Сейчас в управлении военных сообщений округа в восемь раз больше офицеров; на станциях болтаются многие десятки комендантов с еще более многочисленными помощниками, а дело перевозок в самом отчаянном положении. Работоспособность и добросовестность упали у нас много ниже курса нашего рубля».             

Положение с резервами удручающее: «Увидел Сибирские резервы и с горечью убедился в том, что, несмотря на всю серьезность положения, у нас сохранились старые привычки готовить войска для парада, а не для войны и втирать очки внешностью и подмазанным показом; с ужасом думаю о том, что сидящие в Екатеринбурге стратеги способны на то, чтобы отправить эти совершенно сырые толпы на фронт…»[4].

────

Ваша задача:
Почему, согласно отрывку о перевозках и резервах, вид Сибирских резервов вызвал горечь? Ответьте в одном–трех предложениях. Записи взяты из другого источника.

────

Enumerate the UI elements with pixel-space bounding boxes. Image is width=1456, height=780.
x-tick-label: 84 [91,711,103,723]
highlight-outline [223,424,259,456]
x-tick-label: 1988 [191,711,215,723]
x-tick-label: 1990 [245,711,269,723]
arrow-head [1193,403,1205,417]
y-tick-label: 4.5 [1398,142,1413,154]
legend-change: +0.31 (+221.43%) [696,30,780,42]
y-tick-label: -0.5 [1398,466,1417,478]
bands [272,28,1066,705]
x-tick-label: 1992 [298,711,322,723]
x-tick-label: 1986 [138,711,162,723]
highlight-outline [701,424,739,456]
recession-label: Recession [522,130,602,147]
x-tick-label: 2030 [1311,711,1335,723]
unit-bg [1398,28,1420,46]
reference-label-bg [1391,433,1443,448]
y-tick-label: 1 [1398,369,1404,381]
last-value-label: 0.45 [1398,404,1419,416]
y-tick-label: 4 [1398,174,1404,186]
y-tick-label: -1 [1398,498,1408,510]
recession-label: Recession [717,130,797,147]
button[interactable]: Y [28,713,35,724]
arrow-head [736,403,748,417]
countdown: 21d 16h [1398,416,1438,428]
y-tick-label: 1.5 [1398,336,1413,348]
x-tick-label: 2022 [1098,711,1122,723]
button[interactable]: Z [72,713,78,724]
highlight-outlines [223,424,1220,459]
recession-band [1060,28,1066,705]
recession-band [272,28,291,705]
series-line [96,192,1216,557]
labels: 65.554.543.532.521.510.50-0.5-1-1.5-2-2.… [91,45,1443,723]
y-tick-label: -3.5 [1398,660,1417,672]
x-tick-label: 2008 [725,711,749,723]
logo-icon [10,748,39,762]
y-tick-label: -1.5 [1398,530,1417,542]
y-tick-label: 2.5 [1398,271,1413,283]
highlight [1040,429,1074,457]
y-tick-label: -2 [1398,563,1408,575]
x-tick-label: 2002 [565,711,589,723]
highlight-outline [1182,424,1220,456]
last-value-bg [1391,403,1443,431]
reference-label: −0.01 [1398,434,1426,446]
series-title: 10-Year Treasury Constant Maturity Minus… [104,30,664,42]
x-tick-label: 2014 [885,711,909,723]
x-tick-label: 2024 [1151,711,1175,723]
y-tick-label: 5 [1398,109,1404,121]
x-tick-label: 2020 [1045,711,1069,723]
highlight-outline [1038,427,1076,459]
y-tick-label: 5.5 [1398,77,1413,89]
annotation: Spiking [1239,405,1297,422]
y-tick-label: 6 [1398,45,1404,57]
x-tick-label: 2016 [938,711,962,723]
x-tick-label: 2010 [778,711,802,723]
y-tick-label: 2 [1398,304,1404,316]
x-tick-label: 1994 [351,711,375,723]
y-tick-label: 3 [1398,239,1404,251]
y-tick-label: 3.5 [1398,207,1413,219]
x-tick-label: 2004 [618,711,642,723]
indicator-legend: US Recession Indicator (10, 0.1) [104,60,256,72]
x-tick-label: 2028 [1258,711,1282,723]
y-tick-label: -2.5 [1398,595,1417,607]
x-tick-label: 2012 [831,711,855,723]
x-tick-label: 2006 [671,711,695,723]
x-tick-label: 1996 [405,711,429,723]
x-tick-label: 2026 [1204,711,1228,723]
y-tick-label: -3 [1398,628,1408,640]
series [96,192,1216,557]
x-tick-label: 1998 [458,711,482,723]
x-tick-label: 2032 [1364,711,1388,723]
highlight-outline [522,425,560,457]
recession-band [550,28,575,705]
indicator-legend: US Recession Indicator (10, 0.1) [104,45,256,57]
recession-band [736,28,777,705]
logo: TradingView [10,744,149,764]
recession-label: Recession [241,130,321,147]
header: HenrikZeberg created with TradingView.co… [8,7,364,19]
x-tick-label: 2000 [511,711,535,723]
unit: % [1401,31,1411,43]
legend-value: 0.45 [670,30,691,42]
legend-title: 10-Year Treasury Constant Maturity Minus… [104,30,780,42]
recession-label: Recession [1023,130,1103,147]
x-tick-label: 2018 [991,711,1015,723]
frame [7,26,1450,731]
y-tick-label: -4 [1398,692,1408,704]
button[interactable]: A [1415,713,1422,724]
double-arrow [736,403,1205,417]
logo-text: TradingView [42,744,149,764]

────

Результат задачи:
Горечь вызвало то, что, несмотря на всю серьезность положения, сохранились старые привычки готовить войска для парада, а не для войны. Сохранилась и привычка втирать очки внешностью и подмазанным показом.